→ **Task goal**
From the listing below, count the lines where the string "times" occurs. Give the number, with no other words.

Start Data listing

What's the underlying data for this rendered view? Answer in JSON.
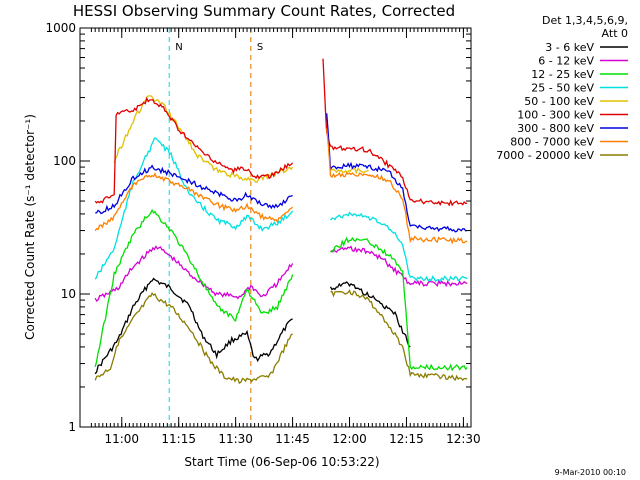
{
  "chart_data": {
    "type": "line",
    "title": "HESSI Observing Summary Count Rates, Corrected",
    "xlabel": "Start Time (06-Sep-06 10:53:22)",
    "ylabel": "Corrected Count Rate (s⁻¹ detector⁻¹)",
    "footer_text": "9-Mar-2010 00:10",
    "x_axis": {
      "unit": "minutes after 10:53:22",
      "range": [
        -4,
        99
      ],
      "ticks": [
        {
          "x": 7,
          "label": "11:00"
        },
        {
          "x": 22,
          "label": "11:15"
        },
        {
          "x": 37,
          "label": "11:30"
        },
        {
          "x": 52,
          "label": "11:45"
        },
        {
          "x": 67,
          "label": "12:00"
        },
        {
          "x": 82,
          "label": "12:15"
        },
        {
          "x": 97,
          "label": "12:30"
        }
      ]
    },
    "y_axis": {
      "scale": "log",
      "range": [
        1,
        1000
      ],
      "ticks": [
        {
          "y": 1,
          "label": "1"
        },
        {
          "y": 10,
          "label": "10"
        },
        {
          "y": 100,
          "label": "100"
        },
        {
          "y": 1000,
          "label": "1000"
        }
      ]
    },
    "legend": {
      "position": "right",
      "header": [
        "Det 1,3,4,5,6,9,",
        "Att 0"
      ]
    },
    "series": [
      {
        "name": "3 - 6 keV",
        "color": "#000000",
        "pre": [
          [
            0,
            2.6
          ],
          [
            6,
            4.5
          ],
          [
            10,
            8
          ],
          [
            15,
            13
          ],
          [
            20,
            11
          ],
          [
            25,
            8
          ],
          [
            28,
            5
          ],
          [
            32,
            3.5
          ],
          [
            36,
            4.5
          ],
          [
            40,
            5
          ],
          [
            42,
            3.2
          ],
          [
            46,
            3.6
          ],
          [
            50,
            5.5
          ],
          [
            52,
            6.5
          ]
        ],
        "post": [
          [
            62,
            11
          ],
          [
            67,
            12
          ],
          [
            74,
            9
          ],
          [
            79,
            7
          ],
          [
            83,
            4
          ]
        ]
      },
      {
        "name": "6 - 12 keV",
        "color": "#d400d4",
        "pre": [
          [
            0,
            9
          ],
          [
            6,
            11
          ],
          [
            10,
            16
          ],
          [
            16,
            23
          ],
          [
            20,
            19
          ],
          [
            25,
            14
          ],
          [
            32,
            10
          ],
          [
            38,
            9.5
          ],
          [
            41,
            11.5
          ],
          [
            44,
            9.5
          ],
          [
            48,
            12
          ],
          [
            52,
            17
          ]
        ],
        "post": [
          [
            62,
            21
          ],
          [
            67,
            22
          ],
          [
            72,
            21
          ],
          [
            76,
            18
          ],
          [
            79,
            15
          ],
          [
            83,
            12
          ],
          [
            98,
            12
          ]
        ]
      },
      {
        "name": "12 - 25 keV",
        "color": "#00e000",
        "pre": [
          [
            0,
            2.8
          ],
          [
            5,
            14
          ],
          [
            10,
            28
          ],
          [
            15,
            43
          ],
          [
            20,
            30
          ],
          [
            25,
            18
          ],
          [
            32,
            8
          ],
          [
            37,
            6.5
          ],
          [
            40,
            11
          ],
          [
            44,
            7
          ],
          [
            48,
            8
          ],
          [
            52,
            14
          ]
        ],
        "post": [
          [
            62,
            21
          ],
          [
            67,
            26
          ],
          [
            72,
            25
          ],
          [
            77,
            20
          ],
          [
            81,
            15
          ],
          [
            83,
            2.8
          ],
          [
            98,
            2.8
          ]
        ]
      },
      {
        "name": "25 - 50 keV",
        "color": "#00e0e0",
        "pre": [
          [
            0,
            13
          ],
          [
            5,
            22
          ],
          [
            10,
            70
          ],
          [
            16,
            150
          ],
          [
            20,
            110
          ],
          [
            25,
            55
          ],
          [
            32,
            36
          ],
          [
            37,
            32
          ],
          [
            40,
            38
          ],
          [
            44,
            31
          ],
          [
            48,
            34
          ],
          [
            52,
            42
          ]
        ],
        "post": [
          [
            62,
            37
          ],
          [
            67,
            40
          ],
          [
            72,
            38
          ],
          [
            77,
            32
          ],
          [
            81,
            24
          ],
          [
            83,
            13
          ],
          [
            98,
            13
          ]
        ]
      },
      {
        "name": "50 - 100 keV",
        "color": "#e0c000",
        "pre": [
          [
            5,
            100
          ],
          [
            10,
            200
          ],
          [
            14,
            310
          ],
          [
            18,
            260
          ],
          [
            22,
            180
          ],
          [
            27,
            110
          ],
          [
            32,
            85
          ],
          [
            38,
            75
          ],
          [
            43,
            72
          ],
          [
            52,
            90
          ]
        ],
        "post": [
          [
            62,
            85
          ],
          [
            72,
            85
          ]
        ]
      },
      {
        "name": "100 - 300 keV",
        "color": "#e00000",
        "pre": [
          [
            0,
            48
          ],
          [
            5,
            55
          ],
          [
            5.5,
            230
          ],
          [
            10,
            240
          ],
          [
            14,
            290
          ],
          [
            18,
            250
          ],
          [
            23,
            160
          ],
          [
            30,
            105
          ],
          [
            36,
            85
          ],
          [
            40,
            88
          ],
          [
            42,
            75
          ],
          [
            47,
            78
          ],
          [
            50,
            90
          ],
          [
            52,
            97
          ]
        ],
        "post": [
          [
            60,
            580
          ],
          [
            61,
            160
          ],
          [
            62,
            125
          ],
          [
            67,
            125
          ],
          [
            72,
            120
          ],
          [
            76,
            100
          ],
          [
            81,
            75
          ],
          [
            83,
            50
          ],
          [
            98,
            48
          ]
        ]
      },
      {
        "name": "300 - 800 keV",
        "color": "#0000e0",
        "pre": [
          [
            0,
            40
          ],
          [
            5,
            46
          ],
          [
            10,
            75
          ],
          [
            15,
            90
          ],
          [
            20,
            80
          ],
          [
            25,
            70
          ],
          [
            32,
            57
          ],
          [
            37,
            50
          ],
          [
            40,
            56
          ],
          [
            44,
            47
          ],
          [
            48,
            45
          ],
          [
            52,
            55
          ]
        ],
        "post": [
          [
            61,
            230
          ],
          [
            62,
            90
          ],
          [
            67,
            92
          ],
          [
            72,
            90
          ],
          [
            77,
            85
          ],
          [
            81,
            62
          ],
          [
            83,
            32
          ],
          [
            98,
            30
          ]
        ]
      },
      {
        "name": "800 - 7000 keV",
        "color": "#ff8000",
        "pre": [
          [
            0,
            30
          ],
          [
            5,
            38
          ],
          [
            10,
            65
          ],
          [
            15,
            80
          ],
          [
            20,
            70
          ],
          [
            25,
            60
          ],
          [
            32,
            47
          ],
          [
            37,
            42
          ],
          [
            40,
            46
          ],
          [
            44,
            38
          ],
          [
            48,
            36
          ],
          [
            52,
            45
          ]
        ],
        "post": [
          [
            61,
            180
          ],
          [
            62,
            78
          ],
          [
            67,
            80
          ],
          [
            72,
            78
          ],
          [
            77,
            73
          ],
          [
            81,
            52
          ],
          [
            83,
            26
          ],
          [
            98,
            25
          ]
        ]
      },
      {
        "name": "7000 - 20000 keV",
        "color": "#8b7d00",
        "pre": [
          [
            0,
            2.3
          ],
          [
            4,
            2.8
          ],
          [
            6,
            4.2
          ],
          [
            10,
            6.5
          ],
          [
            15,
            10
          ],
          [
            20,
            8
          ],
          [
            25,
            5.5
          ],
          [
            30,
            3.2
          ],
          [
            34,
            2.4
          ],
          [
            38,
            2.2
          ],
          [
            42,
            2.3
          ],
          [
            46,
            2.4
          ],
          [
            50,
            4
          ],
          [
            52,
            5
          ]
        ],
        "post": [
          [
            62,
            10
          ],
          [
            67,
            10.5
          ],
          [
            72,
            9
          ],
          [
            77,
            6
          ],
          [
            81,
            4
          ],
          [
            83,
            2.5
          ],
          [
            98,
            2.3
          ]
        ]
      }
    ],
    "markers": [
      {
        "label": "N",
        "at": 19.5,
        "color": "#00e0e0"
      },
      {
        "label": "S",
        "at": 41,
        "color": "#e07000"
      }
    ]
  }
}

End Data listing
Start Data listing

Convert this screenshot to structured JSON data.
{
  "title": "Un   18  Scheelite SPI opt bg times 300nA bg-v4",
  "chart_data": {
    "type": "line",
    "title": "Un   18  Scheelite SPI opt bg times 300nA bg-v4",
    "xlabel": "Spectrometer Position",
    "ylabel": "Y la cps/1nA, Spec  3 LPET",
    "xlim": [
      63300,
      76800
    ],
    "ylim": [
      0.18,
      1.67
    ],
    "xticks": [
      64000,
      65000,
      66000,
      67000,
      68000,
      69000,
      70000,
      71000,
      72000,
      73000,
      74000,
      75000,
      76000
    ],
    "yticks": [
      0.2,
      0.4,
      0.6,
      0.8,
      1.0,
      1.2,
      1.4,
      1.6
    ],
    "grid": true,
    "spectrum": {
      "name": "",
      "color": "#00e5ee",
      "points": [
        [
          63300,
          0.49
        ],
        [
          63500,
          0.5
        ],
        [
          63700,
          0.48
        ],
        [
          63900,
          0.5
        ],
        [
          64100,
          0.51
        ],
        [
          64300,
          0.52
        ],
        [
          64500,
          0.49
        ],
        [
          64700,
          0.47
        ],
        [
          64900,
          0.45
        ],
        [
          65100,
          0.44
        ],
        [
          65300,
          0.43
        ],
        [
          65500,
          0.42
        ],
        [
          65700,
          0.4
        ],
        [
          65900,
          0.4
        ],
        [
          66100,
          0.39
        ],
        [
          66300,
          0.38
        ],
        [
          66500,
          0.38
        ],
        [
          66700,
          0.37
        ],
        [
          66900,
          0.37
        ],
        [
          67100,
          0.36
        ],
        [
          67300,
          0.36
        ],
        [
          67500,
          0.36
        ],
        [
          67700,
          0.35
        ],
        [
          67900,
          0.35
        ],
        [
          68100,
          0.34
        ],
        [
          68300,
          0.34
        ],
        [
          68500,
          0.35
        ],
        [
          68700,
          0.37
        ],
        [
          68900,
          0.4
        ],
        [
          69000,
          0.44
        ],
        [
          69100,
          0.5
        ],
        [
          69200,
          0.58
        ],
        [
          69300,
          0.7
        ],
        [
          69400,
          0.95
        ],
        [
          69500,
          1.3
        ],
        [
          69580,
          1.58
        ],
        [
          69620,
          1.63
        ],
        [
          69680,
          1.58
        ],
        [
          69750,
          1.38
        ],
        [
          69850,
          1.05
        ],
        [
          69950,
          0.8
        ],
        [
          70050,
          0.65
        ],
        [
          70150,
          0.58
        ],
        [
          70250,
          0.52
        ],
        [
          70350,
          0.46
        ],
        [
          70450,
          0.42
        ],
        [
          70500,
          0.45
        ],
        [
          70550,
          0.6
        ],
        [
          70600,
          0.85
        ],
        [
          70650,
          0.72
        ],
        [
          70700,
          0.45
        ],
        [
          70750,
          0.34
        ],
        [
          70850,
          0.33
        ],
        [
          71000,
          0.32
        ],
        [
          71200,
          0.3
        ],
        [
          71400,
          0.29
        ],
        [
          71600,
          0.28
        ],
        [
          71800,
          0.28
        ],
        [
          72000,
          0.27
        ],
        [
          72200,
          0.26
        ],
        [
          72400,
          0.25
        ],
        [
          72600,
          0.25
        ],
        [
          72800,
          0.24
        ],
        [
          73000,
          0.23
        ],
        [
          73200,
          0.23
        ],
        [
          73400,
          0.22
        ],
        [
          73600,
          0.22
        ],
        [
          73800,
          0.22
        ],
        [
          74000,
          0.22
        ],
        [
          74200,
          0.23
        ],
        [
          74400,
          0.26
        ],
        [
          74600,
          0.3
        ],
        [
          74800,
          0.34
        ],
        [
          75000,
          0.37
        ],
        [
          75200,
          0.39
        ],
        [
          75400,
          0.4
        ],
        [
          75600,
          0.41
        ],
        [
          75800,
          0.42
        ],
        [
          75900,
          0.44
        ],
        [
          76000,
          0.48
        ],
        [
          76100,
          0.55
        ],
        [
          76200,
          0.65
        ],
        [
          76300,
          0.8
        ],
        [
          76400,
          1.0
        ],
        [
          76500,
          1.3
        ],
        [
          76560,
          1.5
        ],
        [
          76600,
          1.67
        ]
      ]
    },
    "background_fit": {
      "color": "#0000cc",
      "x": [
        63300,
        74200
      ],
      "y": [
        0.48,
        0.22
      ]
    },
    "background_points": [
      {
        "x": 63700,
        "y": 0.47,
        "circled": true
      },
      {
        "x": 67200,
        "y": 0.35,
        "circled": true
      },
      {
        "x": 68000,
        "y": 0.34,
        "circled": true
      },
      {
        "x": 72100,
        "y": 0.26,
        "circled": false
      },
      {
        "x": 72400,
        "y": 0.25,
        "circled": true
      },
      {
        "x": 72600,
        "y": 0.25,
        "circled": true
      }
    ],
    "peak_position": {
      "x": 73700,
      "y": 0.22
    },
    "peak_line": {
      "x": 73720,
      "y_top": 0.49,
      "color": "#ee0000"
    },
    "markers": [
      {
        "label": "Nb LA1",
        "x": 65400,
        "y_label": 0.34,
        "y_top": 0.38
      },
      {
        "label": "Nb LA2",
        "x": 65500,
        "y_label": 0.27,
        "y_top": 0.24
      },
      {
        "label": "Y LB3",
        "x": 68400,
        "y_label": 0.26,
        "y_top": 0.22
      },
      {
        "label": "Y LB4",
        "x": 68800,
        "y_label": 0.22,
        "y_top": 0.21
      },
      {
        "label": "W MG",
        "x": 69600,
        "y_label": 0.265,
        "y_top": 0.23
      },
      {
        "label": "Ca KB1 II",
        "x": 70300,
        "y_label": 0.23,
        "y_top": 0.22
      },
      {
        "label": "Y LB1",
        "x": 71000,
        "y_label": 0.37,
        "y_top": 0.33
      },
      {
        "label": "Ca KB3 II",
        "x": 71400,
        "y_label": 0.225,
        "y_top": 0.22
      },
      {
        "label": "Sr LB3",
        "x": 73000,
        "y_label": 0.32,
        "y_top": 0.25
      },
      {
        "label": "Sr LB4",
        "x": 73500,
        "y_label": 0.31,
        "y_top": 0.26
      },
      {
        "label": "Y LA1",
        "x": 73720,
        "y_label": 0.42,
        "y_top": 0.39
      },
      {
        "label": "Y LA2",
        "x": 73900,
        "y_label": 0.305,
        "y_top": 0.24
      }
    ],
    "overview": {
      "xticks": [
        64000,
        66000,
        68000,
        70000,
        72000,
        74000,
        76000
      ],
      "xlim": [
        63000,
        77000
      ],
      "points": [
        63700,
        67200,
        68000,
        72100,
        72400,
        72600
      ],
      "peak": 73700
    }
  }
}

End Data listing

→ **The completed task**
2